» Exercise brief: Copy each line below in which the string "capuche" occurs.

BEGIN The records

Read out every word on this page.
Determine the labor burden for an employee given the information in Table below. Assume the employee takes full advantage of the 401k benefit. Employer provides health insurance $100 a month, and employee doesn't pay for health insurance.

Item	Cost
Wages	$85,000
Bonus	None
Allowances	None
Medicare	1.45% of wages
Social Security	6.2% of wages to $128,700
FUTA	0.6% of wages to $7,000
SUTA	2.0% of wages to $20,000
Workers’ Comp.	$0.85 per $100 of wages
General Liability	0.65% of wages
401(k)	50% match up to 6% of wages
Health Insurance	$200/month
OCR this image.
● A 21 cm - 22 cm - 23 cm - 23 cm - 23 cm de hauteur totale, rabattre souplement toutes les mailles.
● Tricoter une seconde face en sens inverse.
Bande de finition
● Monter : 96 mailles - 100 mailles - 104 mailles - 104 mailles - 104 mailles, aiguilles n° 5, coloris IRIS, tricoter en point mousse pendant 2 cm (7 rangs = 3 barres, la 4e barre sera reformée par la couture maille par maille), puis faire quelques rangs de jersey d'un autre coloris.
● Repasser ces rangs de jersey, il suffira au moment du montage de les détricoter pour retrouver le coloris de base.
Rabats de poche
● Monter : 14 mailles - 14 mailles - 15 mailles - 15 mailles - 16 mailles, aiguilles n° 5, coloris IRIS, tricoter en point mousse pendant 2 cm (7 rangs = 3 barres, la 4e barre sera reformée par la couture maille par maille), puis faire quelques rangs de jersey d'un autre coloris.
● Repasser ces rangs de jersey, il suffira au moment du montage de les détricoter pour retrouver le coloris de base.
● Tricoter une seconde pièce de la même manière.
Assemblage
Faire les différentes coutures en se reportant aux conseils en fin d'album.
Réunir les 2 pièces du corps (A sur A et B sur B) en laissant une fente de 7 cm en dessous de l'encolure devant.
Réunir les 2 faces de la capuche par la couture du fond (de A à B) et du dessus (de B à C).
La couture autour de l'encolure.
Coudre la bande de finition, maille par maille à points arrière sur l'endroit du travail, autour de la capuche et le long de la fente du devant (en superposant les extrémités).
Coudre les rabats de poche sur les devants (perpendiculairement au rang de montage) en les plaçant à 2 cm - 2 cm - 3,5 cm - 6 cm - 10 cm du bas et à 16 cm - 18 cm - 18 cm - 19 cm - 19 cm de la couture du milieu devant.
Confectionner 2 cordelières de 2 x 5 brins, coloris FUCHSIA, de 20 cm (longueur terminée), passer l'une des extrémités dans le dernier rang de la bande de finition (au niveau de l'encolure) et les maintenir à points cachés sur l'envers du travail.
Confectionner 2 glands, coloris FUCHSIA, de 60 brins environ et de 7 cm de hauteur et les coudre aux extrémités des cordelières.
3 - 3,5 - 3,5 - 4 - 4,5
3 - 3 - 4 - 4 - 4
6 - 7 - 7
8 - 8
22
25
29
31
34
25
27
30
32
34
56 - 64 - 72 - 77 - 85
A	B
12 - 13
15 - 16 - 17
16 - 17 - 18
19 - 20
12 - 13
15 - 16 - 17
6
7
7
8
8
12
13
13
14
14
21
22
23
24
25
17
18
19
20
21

END The records
BEGIN The records

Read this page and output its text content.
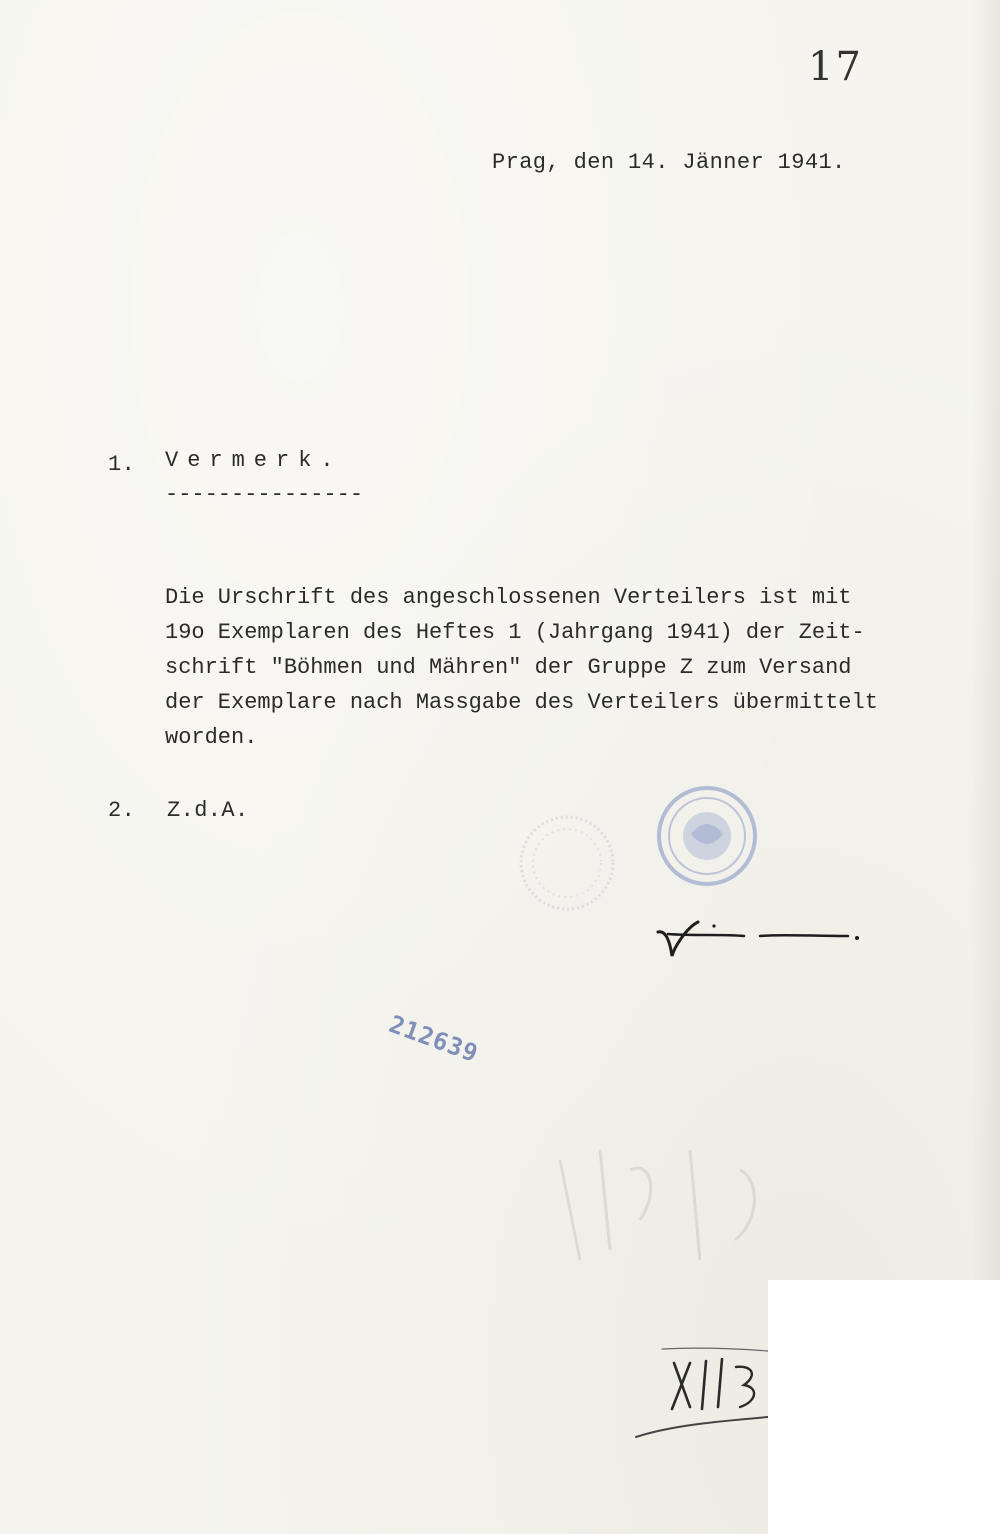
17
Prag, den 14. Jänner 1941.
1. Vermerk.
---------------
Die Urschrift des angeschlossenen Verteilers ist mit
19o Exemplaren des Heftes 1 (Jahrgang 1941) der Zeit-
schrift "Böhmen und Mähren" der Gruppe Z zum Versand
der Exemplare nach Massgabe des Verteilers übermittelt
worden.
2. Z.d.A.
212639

END The records

» The output:
Réunir les 2 faces de la capuche par la couture du fond (de A à B) et du dessus (de B à C).
Coudre la bande de finition, maille par maille à points arrière sur l'endroit du travail, autour de la capuche et le long de la fente du devant (en superposant les extrémités).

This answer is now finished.